_EXERCISE AIM_
All entries are to be given again verbatim.

Chart and figure data
--- --- ---

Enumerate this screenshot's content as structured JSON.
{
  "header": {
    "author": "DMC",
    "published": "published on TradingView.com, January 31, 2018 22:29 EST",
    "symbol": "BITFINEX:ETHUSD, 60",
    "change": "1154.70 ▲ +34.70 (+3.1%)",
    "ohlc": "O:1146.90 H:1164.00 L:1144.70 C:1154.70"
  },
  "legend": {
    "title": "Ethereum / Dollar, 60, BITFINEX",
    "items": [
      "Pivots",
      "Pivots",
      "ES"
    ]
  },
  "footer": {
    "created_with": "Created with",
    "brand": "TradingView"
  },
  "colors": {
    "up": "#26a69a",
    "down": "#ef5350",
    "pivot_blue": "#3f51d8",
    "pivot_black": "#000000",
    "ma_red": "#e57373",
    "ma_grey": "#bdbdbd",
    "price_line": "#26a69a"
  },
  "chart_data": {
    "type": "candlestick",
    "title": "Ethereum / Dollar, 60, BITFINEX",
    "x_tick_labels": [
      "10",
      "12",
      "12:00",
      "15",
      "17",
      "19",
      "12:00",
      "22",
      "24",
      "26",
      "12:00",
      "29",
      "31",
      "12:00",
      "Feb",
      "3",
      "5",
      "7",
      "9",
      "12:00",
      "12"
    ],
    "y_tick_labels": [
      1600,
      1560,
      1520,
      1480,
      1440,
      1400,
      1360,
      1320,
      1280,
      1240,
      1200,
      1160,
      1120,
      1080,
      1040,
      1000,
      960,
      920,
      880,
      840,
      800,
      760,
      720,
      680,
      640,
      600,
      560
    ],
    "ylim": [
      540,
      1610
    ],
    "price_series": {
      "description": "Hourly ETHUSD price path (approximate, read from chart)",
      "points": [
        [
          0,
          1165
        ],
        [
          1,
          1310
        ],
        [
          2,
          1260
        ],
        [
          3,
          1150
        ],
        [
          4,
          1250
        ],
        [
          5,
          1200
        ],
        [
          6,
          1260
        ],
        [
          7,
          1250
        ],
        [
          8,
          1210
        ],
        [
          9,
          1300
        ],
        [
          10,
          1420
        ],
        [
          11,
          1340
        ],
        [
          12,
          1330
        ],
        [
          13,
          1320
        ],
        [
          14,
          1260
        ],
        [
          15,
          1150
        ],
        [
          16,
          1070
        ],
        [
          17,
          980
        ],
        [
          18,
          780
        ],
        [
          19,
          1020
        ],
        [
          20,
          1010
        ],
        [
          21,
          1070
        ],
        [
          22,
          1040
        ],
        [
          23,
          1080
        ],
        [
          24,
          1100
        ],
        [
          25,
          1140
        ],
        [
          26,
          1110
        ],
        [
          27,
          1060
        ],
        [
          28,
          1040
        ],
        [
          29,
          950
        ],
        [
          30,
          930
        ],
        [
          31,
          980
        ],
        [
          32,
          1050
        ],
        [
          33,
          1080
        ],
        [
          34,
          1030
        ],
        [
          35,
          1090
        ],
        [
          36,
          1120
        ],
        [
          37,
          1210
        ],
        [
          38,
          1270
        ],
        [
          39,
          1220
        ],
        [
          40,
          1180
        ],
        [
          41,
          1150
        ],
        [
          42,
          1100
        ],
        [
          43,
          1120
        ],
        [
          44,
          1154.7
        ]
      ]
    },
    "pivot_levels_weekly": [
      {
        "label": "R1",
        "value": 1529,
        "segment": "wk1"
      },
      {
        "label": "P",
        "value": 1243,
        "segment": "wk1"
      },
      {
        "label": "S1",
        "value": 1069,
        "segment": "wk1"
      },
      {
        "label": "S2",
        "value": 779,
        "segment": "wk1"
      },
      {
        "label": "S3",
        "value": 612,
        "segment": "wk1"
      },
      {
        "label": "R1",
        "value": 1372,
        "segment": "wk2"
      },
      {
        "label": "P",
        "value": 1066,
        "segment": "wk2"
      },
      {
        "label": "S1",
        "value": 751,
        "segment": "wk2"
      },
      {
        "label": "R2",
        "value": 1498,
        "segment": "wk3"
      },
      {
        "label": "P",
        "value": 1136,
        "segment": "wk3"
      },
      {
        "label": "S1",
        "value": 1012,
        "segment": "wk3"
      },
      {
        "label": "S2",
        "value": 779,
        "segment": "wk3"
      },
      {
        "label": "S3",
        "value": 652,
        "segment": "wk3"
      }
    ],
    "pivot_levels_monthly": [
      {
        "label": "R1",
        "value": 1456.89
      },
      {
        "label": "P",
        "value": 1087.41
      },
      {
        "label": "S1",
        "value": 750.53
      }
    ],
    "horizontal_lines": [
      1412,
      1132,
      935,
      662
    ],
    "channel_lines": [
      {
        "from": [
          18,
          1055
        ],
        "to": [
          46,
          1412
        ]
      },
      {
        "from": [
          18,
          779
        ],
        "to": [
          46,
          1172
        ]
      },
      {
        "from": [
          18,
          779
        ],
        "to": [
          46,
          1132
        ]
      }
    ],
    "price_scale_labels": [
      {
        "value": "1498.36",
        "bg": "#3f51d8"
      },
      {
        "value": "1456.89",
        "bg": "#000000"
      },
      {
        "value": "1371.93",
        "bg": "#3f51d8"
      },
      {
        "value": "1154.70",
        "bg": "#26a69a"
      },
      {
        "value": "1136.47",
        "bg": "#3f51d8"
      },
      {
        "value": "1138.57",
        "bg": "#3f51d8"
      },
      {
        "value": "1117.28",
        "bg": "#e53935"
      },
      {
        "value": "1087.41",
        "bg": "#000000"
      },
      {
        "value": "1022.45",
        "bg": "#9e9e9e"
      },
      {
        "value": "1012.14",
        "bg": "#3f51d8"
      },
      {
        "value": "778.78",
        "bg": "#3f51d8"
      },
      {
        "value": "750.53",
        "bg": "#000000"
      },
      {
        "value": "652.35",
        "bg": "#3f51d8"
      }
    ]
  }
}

--- --- ---

_OUTPUT_
Enumerate this screenshot's content as structured JSON.
{
  "header": {
    "author": "DMC",
    "published": "published on TradingView.com, January 31, 2018 22:29 EST",
    "symbol": "BITFINEX:ETHUSD, 60",
    "change": "1154.70 ▲ +34.70 (+3.1%)",
    "ohlc": "O:1146.90 H:1164.00 L:1144.70 C:1154.70"
  },
  "legend": {
    "title": "Ethereum / Dollar, 60, BITFINEX",
    "items": [
      "Pivots",
      "Pivots",
      "ES"
    ]
  },
  "footer": {
    "created_with": "Created with",
    "brand": "TradingView"
  },
  "colors": {
    "up": "#26a69a",
    "down": "#ef5350",
    "pivot_blue": "#3f51d8",
    "pivot_black": "#000000",
    "ma_red": "#e57373",
    "ma_grey": "#bdbdbd",
    "price_line": "#26a69a"
  },
  "chart_data": {
    "type": "candlestick",
    "title": "Ethereum / Dollar, 60, BITFINEX",
    "x_tick_labels": [
      "10",
      "12",
      "12:00",
      "15",
      "17",
      "19",
      "12:00",
      "22",
      "24",
      "26",
      "12:00",
      "29",
      "31",
      "12:00",
      "Feb",
      "3",
      "5",
      "7",
      "9",
      "12:00",
      "12"
    ],
    "y_tick_labels": [
      1600,
      1560,
      1520,
      1480,
      1440,
      1400,
      1360,
      1320,
      1280,
      1240,
      1200,
      1160,
      1120,
      1080,
      1040,
      1000,
      960,
      920,
      880,
      840,
      800,
      760,
      720,
      680,
      640,
      600,
      560
    ],
    "ylim": [
      540,
      1610
    ],
    "price_series": {
      "description": "Hourly ETHUSD price path (approximate, read from chart)",
      "points": [
        [
          0,
          1165
        ],
        [
          1,
          1310
        ],
        [
          2,
          1260
        ],
        [
          3,
          1150
        ],
        [
          4,
          1250
        ],
        [
          5,
          1200
        ],
        [
          6,
          1260
        ],
        [
          7,
          1250
        ],
        [
          8,
          1210
        ],
        [
          9,
          1300
        ],
        [
          10,
          1420
        ],
        [
          11,
          1340
        ],
        [
          12,
          1330
        ],
        [
          13,
          1320
        ],
        [
          14,
          1260
        ],
        [
          15,
          1150
        ],
        [
          16,
          1070
        ],
        [
          17,
          980
        ],
        [
          18,
          780
        ],
        [
          19,
          1020
        ],
        [
          20,
          1010
        ],
        [
          21,
          1070
        ],
        [
          22,
          1040
        ],
        [
          23,
          1080
        ],
        [
          24,
          1100
        ],
        [
          25,
          1140
        ],
        [
          26,
          1110
        ],
        [
          27,
          1060
        ],
        [
          28,
          1040
        ],
        [
          29,
          950
        ],
        [
          30,
          930
        ],
        [
          31,
          980
        ],
        [
          32,
          1050
        ],
        [
          33,
          1080
        ],
        [
          34,
          1030
        ],
        [
          35,
          1090
        ],
        [
          36,
          1120
        ],
        [
          37,
          1210
        ],
        [
          38,
          1270
        ],
        [
          39,
          1220
        ],
        [
          40,
          1180
        ],
        [
          41,
          1150
        ],
        [
          42,
          1100
        ],
        [
          43,
          1120
        ],
        [
          44,
          1154.7
        ]
      ]
    },
    "pivot_levels_weekly": [
      {
        "label": "R1",
        "value": 1529,
        "segment": "wk1"
      },
      {
        "label": "P",
        "value": 1243,
        "segment": "wk1"
      },
      {
        "label": "S1",
        "value": 1069,
        "segment": "wk1"
      },
      {
        "label": "S2",
        "value": 779,
        "segment": "wk1"
      },
      {
        "label": "S3",
        "value": 612,
        "segment": "wk1"
      },
      {
        "label": "R1",
        "value": 1372,
        "segment": "wk2"
      },
      {
        "label": "P",
        "value": 1066,
        "segment": "wk2"
      },
      {
        "label": "S1",
        "value": 751,
        "segment": "wk2"
      },
      {
        "label": "R2",
        "value": 1498,
        "segment": "wk3"
      },
      {
        "label": "P",
        "value": 1136,
        "segment": "wk3"
      },
      {
        "label": "S1",
        "value": 1012,
        "segment": "wk3"
      },
      {
        "label": "S2",
        "value": 779,
        "segment": "wk3"
      },
      {
        "label": "S3",
        "value": 652,
        "segment": "wk3"
      }
    ],
    "pivot_levels_monthly": [
      {
        "label": "R1",
        "value": 1456.89
      },
      {
        "label": "P",
        "value": 1087.41
      },
      {
        "label": "S1",
        "value": 750.53
      }
    ],
    "horizontal_lines": [
      1412,
      1132,
      935,
      662
    ],
    "channel_lines": [
      {
        "from": [
          18,
          1055
        ],
        "to": [
          46,
          1412
        ]
      },
      {
        "from": [
          18,
          779
        ],
        "to": [
          46,
          1172
        ]
      },
      {
        "from": [
          18,
          779
        ],
        "to": [
          46,
          1132
        ]
      }
    ],
    "price_scale_labels": [
      {
        "value": "1498.36",
        "bg": "#3f51d8"
      },
      {
        "value": "1456.89",
        "bg": "#000000"
      },
      {
        "value": "1371.93",
        "bg": "#3f51d8"
      },
      {
        "value": "1154.70",
        "bg": "#26a69a"
      },
      {
        "value": "1136.47",
        "bg": "#3f51d8"
      },
      {
        "value": "1138.57",
        "bg": "#3f51d8"
      },
      {
        "value": "1117.28",
        "bg": "#e53935"
      },
      {
        "value": "1087.41",
        "bg": "#000000"
      },
      {
        "value": "1022.45",
        "bg": "#9e9e9e"
      },
      {
        "value": "1012.14",
        "bg": "#3f51d8"
      },
      {
        "value": "778.78",
        "bg": "#3f51d8"
      },
      {
        "value": "750.53",
        "bg": "#000000"
      },
      {
        "value": "652.35",
        "bg": "#3f51d8"
      }
    ]
  }
}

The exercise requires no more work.